■ Set exercise ■
Return the listing below word for word.
[Start of Entries]
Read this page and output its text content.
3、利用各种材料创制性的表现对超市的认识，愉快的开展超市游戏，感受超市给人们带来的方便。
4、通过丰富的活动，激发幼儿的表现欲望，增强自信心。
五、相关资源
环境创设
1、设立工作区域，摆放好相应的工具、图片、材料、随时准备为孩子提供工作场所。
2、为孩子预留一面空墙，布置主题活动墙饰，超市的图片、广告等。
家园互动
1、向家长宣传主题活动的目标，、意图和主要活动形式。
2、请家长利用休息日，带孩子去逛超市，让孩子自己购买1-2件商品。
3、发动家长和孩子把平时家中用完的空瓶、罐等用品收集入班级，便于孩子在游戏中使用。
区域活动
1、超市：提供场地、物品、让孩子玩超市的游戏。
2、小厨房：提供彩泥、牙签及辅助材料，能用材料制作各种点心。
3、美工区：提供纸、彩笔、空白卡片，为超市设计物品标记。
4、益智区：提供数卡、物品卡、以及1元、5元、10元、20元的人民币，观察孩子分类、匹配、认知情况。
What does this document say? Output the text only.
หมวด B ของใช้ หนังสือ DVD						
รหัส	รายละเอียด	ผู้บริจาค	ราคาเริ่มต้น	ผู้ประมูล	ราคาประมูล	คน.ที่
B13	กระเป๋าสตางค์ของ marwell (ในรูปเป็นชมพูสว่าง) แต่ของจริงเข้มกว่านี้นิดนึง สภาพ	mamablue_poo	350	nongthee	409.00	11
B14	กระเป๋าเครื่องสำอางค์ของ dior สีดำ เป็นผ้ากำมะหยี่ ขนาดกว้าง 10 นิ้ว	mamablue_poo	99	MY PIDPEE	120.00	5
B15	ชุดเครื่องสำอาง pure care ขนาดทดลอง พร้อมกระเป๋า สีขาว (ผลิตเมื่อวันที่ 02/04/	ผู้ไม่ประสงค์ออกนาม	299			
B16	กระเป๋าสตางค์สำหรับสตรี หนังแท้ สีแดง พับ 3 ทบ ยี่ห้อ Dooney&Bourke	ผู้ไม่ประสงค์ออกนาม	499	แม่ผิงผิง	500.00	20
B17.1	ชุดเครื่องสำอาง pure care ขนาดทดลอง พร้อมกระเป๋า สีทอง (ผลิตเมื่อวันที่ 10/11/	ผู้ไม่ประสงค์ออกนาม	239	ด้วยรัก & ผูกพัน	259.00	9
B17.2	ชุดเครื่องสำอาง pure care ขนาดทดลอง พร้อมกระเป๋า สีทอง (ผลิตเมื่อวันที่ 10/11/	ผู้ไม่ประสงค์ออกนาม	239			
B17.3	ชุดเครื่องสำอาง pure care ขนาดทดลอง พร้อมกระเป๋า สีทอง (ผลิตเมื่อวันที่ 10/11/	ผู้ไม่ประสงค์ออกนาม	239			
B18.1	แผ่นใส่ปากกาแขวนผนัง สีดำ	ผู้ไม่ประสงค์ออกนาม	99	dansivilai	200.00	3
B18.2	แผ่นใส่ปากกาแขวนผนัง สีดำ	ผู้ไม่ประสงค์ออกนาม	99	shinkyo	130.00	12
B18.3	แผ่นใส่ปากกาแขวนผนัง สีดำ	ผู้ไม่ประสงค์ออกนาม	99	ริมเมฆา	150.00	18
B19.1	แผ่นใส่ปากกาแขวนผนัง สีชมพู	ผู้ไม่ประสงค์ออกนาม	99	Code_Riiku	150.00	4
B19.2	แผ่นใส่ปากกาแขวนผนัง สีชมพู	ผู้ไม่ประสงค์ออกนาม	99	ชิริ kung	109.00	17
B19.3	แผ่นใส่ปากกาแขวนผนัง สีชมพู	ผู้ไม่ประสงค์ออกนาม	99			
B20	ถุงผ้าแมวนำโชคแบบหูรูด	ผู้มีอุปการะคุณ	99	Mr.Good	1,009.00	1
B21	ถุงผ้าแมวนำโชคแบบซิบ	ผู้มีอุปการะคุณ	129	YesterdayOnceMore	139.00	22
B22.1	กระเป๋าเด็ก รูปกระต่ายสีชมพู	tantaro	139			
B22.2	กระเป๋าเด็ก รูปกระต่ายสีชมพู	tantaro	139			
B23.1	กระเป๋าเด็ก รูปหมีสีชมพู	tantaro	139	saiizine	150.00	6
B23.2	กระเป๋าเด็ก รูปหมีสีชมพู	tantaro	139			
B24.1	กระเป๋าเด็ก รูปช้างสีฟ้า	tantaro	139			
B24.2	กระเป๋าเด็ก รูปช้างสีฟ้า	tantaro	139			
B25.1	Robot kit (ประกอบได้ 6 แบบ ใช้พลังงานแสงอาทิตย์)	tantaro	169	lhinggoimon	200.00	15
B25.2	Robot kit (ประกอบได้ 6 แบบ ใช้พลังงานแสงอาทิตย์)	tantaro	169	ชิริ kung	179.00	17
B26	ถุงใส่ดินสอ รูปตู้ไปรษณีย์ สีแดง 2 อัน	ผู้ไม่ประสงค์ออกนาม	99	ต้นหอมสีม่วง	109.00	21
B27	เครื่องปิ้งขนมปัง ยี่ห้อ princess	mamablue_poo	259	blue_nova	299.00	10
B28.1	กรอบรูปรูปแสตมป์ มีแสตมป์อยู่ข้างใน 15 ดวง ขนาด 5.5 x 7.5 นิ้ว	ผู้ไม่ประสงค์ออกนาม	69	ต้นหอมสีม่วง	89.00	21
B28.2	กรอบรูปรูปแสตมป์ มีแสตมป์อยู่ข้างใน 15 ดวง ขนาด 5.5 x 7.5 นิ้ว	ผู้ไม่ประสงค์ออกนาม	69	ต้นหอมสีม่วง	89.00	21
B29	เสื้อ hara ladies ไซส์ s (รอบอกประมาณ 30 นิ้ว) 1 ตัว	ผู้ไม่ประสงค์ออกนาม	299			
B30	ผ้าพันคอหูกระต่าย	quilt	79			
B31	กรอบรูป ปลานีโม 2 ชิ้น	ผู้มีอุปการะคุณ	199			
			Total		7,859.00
[End of Entries]
■ Solution to the exercise ■
Read this page and output its text content.
3、利用各种材料创制性的表现对超市的认识，愉快的开展超市游戏，感受超市给人们带来的方便。
4、通过丰富的活动，激发幼儿的表现欲望，增强自信心。
五、相关资源
环境创设
1、设立工作区域，摆放好相应的工具、图片、材料、随时准备为孩子提供工作场所。
2、为孩子预留一面空墙，布置主题活动墙饰，超市的图片、广告等。
家园互动
1、向家长宣传主题活动的目标，、意图和主要活动形式。
2、请家长利用休息日，带孩子去逛超市，让孩子自己购买1-2件商品。
3、发动家长和孩子把平时家中用完的空瓶、罐等用品收集入班级，便于孩子在游戏中使用。
区域活动
1、超市：提供场地、物品、让孩子玩超市的游戏。
2、小厨房：提供彩泥、牙签及辅助材料，能用材料制作各种点心。
3、美工区：提供纸、彩笔、空白卡片，为超市设计物品标记。
4、益智区：提供数卡、物品卡、以及1元、5元、10元、20元的人民币，观察孩子分类、匹配、认知情况。
What does this document say? Output the text only.
หมวด B ของใช้ หนังสือ DVD						
รหัส	รายละเอียด	ผู้บริจาค	ราคาเริ่มต้น	ผู้ประมูล	ราคาประมูล	คน.ที่
B13	กระเป๋าสตางค์ของ marwell (ในรูปเป็นชมพูสว่าง) แต่ของจริงเข้มกว่านี้นิดนึง สภาพ	mamablue_poo	350	nongthee	409.00	11
B14	กระเป๋าเครื่องสำอางค์ของ dior สีดำ เป็นผ้ากำมะหยี่ ขนาดกว้าง 10 นิ้ว	mamablue_poo	99	MY PIDPEE	120.00	5
B15	ชุดเครื่องสำอาง pure care ขนาดทดลอง พร้อมกระเป๋า สีขาว (ผลิตเมื่อวันที่ 02/04/	ผู้ไม่ประสงค์ออกนาม	299			
B16	กระเป๋าสตางค์สำหรับสตรี หนังแท้ สีแดง พับ 3 ทบ ยี่ห้อ Dooney&Bourke	ผู้ไม่ประสงค์ออกนาม	499	แม่ผิงผิง	500.00	20
B17.1	ชุดเครื่องสำอาง pure care ขนาดทดลอง พร้อมกระเป๋า สีทอง (ผลิตเมื่อวันที่ 10/11/	ผู้ไม่ประสงค์ออกนาม	239	ด้วยรัก & ผูกพัน	259.00	9
B17.2	ชุดเครื่องสำอาง pure care ขนาดทดลอง พร้อมกระเป๋า สีทอง (ผลิตเมื่อวันที่ 10/11/	ผู้ไม่ประสงค์ออกนาม	239			
B17.3	ชุดเครื่องสำอาง pure care ขนาดทดลอง พร้อมกระเป๋า สีทอง (ผลิตเมื่อวันที่ 10/11/	ผู้ไม่ประสงค์ออกนาม	239			
B18.1	แผ่นใส่ปากกาแขวนผนัง สีดำ	ผู้ไม่ประสงค์ออกนาม	99	dansivilai	200.00	3
B18.2	แผ่นใส่ปากกาแขวนผนัง สีดำ	ผู้ไม่ประสงค์ออกนาม	99	shinkyo	130.00	12
B18.3	แผ่นใส่ปากกาแขวนผนัง สีดำ	ผู้ไม่ประสงค์ออกนาม	99	ริมเมฆา	150.00	18
B19.1	แผ่นใส่ปากกาแขวนผนัง สีชมพู	ผู้ไม่ประสงค์ออกนาม	99	Code_Riiku	150.00	4
B19.2	แผ่นใส่ปากกาแขวนผนัง สีชมพู	ผู้ไม่ประสงค์ออกนาม	99	ชิริ kung	109.00	17
B19.3	แผ่นใส่ปากกาแขวนผนัง สีชมพู	ผู้ไม่ประสงค์ออกนาม	99			
B20	ถุงผ้าแมวนำโชคแบบหูรูด	ผู้มีอุปการะคุณ	99	Mr.Good	1,009.00	1
B21	ถุงผ้าแมวนำโชคแบบซิบ	ผู้มีอุปการะคุณ	129	YesterdayOnceMore	139.00	22
B22.1	กระเป๋าเด็ก รูปกระต่ายสีชมพู	tantaro	139			
B22.2	กระเป๋าเด็ก รูปกระต่ายสีชมพู	tantaro	139			
B23.1	กระเป๋าเด็ก รูปหมีสีชมพู	tantaro	139	saiizine	150.00	6
B23.2	กระเป๋าเด็ก รูปหมีสีชมพู	tantaro	139			
B24.1	กระเป๋าเด็ก รูปช้างสีฟ้า	tantaro	139			
B24.2	กระเป๋าเด็ก รูปช้างสีฟ้า	tantaro	139			
B25.1	Robot kit (ประกอบได้ 6 แบบ ใช้พลังงานแสงอาทิตย์)	tantaro	169	lhinggoimon	200.00	15
B25.2	Robot kit (ประกอบได้ 6 แบบ ใช้พลังงานแสงอาทิตย์)	tantaro	169	ชิริ kung	179.00	17
B26	ถุงใส่ดินสอ รูปตู้ไปรษณีย์ สีแดง 2 อัน	ผู้ไม่ประสงค์ออกนาม	99	ต้นหอมสีม่วง	109.00	21
B27	เครื่องปิ้งขนมปัง ยี่ห้อ princess	mamablue_poo	259	blue_nova	299.00	10
B28.1	กรอบรูปรูปแสตมป์ มีแสตมป์อยู่ข้างใน 15 ดวง ขนาด 5.5 x 7.5 นิ้ว	ผู้ไม่ประสงค์ออกนาม	69	ต้นหอมสีม่วง	89.00	21
B28.2	กรอบรูปรูปแสตมป์ มีแสตมป์อยู่ข้างใน 15 ดวง ขนาด 5.5 x 7.5 นิ้ว	ผู้ไม่ประสงค์ออกนาม	69	ต้นหอมสีม่วง	89.00	21
B29	เสื้อ hara ladies ไซส์ s (รอบอกประมาณ 30 นิ้ว) 1 ตัว	ผู้ไม่ประสงค์ออกนาม	299			
B30	ผ้าพันคอหูกระต่าย	quilt	79			
B31	กรอบรูป ปลานีโม 2 ชิ้น	ผู้มีอุปการะคุณ	199			
			Total		7,859.00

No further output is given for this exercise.